§ Exercise brief
Copy every line that holds "this".

◆ ◆ ◆ ◆ ◆

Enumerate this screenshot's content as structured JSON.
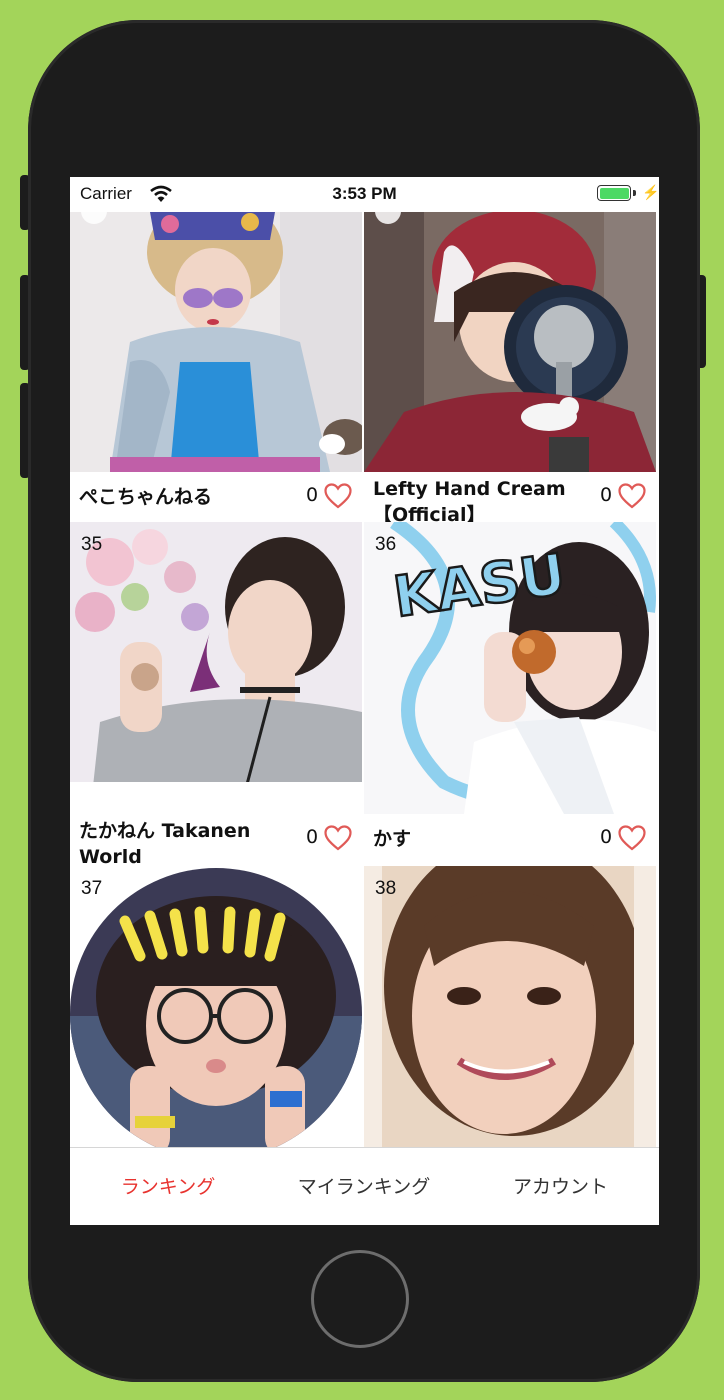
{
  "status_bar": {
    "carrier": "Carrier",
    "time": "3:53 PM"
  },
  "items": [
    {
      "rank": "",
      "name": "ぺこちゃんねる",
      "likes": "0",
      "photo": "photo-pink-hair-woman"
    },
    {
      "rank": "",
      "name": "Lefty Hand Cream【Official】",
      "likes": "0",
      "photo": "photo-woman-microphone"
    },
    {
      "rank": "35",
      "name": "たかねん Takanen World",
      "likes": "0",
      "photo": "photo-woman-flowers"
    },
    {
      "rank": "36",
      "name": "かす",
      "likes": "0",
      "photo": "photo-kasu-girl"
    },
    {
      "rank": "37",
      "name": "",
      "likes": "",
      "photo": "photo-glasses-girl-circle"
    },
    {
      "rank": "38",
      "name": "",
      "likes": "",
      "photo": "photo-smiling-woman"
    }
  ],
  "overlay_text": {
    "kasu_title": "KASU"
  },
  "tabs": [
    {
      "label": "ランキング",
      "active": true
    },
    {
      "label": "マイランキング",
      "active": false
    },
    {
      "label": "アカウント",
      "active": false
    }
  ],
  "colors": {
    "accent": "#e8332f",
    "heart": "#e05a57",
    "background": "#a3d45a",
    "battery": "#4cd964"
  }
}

◆ ◆ ◆ ◆ ◆

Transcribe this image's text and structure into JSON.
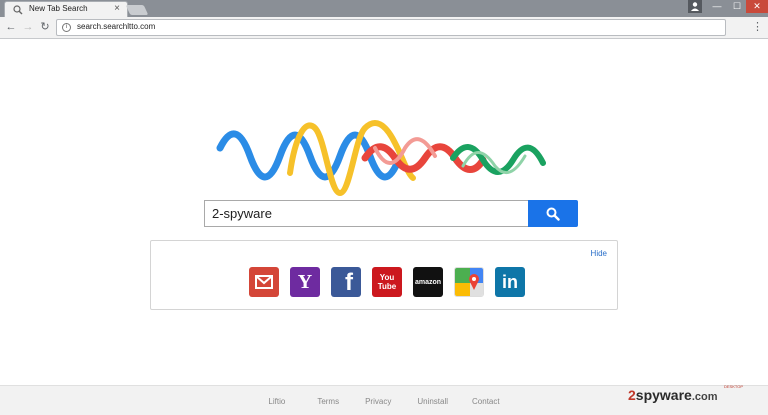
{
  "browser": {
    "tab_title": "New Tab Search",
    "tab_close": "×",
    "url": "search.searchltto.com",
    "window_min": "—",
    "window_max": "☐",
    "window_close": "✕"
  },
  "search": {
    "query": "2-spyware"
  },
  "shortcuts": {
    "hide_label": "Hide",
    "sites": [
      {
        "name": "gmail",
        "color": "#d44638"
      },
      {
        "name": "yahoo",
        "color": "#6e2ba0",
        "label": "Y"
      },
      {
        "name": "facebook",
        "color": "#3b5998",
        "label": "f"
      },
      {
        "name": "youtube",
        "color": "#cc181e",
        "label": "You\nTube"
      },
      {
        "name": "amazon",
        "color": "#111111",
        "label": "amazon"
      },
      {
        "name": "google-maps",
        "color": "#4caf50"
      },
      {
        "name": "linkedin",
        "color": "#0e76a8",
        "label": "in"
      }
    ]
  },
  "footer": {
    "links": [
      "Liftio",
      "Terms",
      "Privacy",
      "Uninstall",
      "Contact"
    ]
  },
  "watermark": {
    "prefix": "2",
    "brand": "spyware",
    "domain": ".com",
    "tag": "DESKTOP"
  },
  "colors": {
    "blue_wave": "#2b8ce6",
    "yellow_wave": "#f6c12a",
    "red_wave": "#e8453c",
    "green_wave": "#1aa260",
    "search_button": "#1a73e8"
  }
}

◆ ◆ ◆ ◆ ◆

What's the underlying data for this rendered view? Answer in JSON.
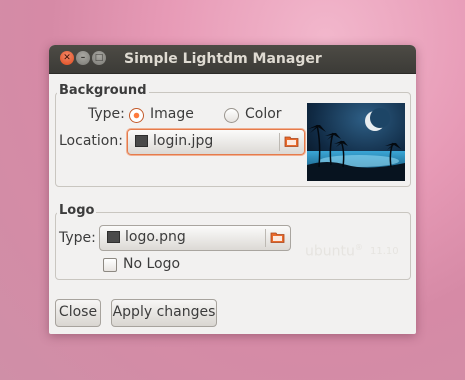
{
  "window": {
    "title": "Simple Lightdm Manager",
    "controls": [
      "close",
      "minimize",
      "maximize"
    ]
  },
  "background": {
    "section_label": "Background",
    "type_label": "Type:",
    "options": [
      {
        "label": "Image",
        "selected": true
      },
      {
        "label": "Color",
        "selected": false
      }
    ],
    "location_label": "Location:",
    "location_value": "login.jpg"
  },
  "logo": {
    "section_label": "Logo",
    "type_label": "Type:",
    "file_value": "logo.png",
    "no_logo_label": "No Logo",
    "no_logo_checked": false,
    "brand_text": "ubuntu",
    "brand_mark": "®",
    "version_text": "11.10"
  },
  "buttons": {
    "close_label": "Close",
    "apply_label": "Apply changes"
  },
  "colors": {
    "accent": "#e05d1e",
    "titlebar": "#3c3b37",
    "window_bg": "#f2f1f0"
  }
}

◆ ◆ ◆ ◆ ◆

§ Response below
Enumerate this screenshot's content as structured JSON.
Transcribe this image's text and structure into JSON.
What's the underlying data for this rendered view? Answer in JSON.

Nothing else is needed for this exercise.